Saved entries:
↓↓↓

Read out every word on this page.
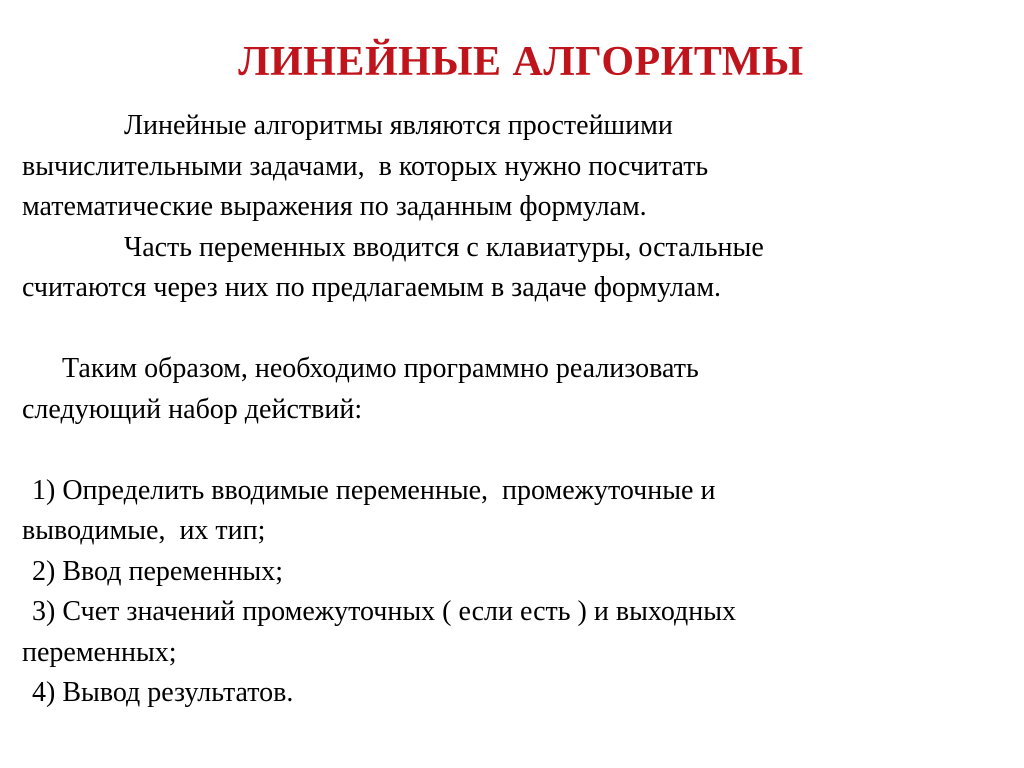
ЛИНЕЙНЫЕ АЛГОРИТМЫ
Линейные алгоритмы являются простейшими
вычислительными задачами,  в которых нужно посчитать
математические выражения по заданным формулам.
Часть переменных вводится с клавиатуры, остальные
считаются через них по предлагаемым в задаче формулам.
Таким образом, необходимо программно реализовать
следующий набор действий:
1) Определить вводимые переменные,  промежуточные и
выводимые,  их тип;
2) Ввод переменных;
3) Счет значений промежуточных ( если есть ) и выходных
переменных;
4) Вывод результатов.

↑↑↑

▸ Task
All of the material above is to be copied exactly, except for its images.

▸ Written solution
Read out every word on this page.
ЛИНЕЙНЫЕ АЛГОРИТМЫ
Линейные алгоритмы являются простейшими
вычислительными задачами,  в которых нужно посчитать
математические выражения по заданным формулам.
Часть переменных вводится с клавиатуры, остальные
считаются через них по предлагаемым в задаче формулам.
Таким образом, необходимо программно реализовать
следующий набор действий:
1) Определить вводимые переменные,  промежуточные и
выводимые,  их тип;
2) Ввод переменных;
3) Счет значений промежуточных ( если есть ) и выходных
переменных;
4) Вывод результатов.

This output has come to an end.